BEGIN Exercise materials

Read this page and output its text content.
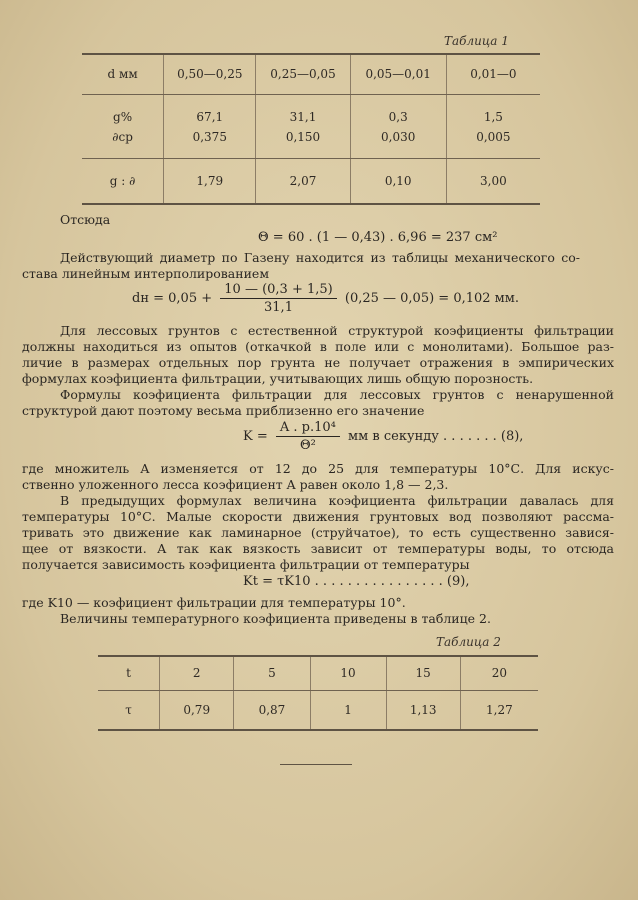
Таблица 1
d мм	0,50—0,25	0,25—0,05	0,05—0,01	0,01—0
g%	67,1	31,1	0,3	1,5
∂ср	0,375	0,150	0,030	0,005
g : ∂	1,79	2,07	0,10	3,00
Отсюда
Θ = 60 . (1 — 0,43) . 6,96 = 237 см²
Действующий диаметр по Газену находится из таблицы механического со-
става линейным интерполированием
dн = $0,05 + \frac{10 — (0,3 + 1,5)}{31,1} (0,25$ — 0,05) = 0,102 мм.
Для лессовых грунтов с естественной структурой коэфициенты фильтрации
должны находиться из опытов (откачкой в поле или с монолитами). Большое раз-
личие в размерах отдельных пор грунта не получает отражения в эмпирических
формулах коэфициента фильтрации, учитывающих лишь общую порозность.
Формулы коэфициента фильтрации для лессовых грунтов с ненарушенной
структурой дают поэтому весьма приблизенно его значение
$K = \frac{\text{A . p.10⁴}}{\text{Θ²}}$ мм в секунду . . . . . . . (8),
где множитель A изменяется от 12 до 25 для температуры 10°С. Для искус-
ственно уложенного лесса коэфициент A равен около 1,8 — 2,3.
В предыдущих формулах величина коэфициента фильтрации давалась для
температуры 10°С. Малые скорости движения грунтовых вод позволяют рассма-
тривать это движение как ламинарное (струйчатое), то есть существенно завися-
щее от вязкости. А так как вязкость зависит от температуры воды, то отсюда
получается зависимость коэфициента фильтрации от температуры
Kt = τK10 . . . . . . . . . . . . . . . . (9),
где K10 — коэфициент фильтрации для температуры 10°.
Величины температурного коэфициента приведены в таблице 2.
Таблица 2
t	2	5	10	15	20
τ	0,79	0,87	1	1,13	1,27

END Exercise materials

• **What is required**
Copy the data character for character, but drop all pictures from the copy.

• **Written answer**
Read this page and output its text content.
Таблица 1
d мм	0,50—0,25	0,25—0,05	0,05—0,01	0,01—0
g%	67,1	31,1	0,3	1,5
∂ср	0,375	0,150	0,030	0,005
g : ∂	1,79	2,07	0,10	3,00
Отсюда
Θ = 60 . (1 — 0,43) . 6,96 = 237 см²
Действующий диаметр по Газену находится из таблицы механического со-
става линейным интерполированием
dн = $0,05 + \frac{10 — (0,3 + 1,5)}{31,1} (0,25$ — 0,05) = 0,102 мм.
Для лессовых грунтов с естественной структурой коэфициенты фильтрации
должны находиться из опытов (откачкой в поле или с монолитами). Большое раз-
личие в размерах отдельных пор грунта не получает отражения в эмпирических
формулах коэфициента фильтрации, учитывающих лишь общую порозность.
Формулы коэфициента фильтрации для лессовых грунтов с ненарушенной
структурой дают поэтому весьма приблизенно его значение
$K = \frac{\text{A . p.10⁴}}{\text{Θ²}}$ мм в секунду . . . . . . . (8),
где множитель A изменяется от 12 до 25 для температуры 10°С. Для искус-
ственно уложенного лесса коэфициент A равен около 1,8 — 2,3.
В предыдущих формулах величина коэфициента фильтрации давалась для
температуры 10°С. Малые скорости движения грунтовых вод позволяют рассма-
тривать это движение как ламинарное (струйчатое), то есть существенно завися-
щее от вязкости. А так как вязкость зависит от температуры воды, то отсюда
получается зависимость коэфициента фильтрации от температуры
Kt = τK10 . . . . . . . . . . . . . . . . (9),
где K10 — коэфициент фильтрации для температуры 10°.
Величины температурного коэфициента приведены в таблице 2.
Таблица 2
t	2	5	10	15	20
τ	0,79	0,87	1	1,13	1,27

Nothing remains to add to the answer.